Episode 3 – Two Stories from Mae Sot
Episode 4 – Who Cares – It’s Great
The look and function of the clothes we wear – the fashion and fads, the self-expression and social trends, the cultural moments and spectacle, the plain, practical use, and the joy: these are our front-of-mind images. But their aesthetics and familiarity, distance and convenience serve to erase the many hands that have created exactly those looks in this material against our skin.
Or, better said: these factors are deliberately deployed to erase this awareness, by the brands that sell these clothes, that run the industry and impose its conditions. It’s a corporate roll call that runs from A to Z several times over: Adidas and Benetton; Shein and Uniqlo; YSL and Zara; and so on, almost endlessly.
I could see my school playground from my factory rooftop. And that was like one big pain that I got like every day, seeing my friends are playing in the playground and I was in the factory.
In many ways, these stories are an unstitching. They pull up the label to show the threads underneath, made up of the individuals – the several generations – who live through and by this labour. Yet that would also be too narrow a focus. These stories are not simply about how the industry defines people’s lives but also about how people define their own lives within it – sometimes by adaptation, sometimes by immense endurance. And often, in these examples, by struggle.
We want the foreign boss to know our story, to see our suffering, and to pay us what we are owed.
There are many threads beyond the industry itself that tie through this weave and connect several stories. Shared anecdotes of childhood, and of rich potential pushing against lack of money or family misfortune. And war, its enormous and brutal disruption and displacement, profoundly reverberating through entire communities and societies. Also threaded through: gendered inequality and violence, rife in the industry as well as being present in individuals’ lives more broadly. It echoes and plunges deep, reverberating across both spheres.
Something beautiful I learnt is that I have the right to organise, I have the right to bargain. There is a minimum wage, the supervisor cannot slap on me for a minor mistake. I was like, wow. I consider it’s a second birth for me.
Many stories couldn’t be included: of people shifting in and out of work, between cities and villages, factories and farms, starting businesses and closing them down. Stories of spouses separated, moving to different parts of the country or different countries entirely, fragmented between locations as they all seek their families’ livelihoods. The industry appearing or receding sometimes, as people rearrange their lives around marriage and children, or care for ageing parents. The final edited stories are snippets from the much longer pieces that might more fully convey negotiation with this labour across the complete arc of a life.
I never, ever imagined I would work in a garment factory… The purpose is for me to gain skills. In the future, can I use this to start a business? That’s the kind of intention I have.
IT’S NOT ONLY in clothing where appearances are smoothed out: media production has its own aesthetics and elisions, too, its snipping of threads to hide any straining at the seams.
Most of these stories are not in English, so voice actors have performed translations. While translations may be illuminating, they’re also a form of erasure – the storyteller’s voice, tone and meaning supplanted so English speakers can understand. This production attempts to resist such wholesale smoothing-over. Voice actors are named; their connections to the story as members of the same cultural, language and national groups – even if far from the same local communities – are also a part of the telling.

* SUPPLIED INFORMATION *

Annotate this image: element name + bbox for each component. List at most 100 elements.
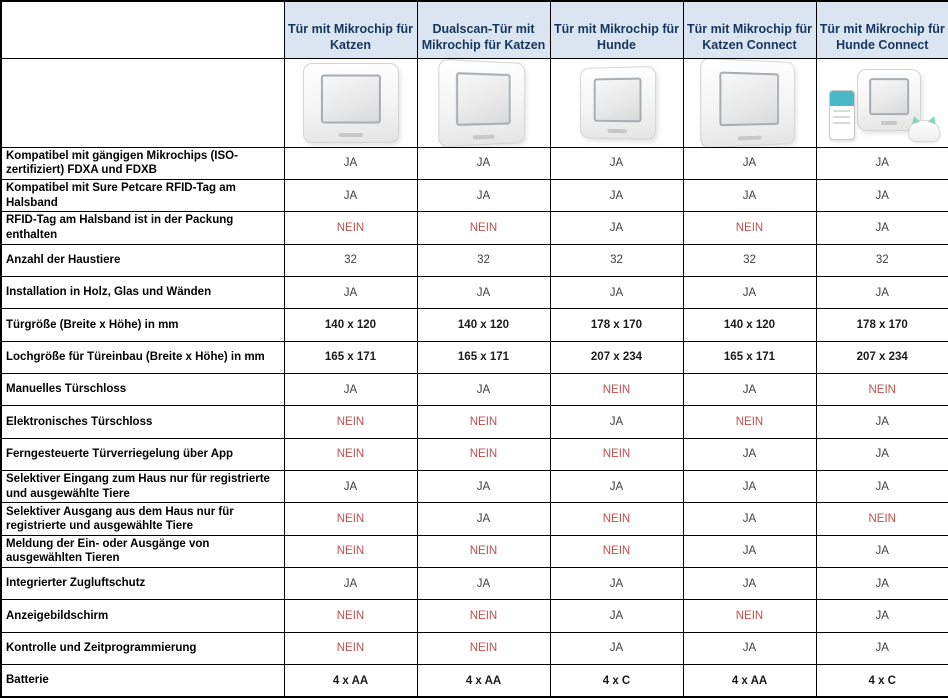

* TO DO *
a) In the passage on garment workers, what does the production say translations are also a form of?
b) Retype the part of the passage on garment workers between "Or, better said: these" and "in the factory.", inclusive.
The listing is separate material and has no connection to the passage on garment workers.

* EXPECTED RESULTS *
a) A form of erasure.

b)
Or, better said: these factors are deliberately deployed to erase this awareness, by the brands that sell these clothes, that run the industry and impose its conditions. It’s a corporate roll call that runs from A to Z several times over: Adidas and Benetton; Shein and Uniqlo; YSL and Zara; and so on, almost endlessly.
I could see my school playground from my factory rooftop. And that was like one big pain that I got like every day, seeing my friends are playing in the playground and I was in the factory.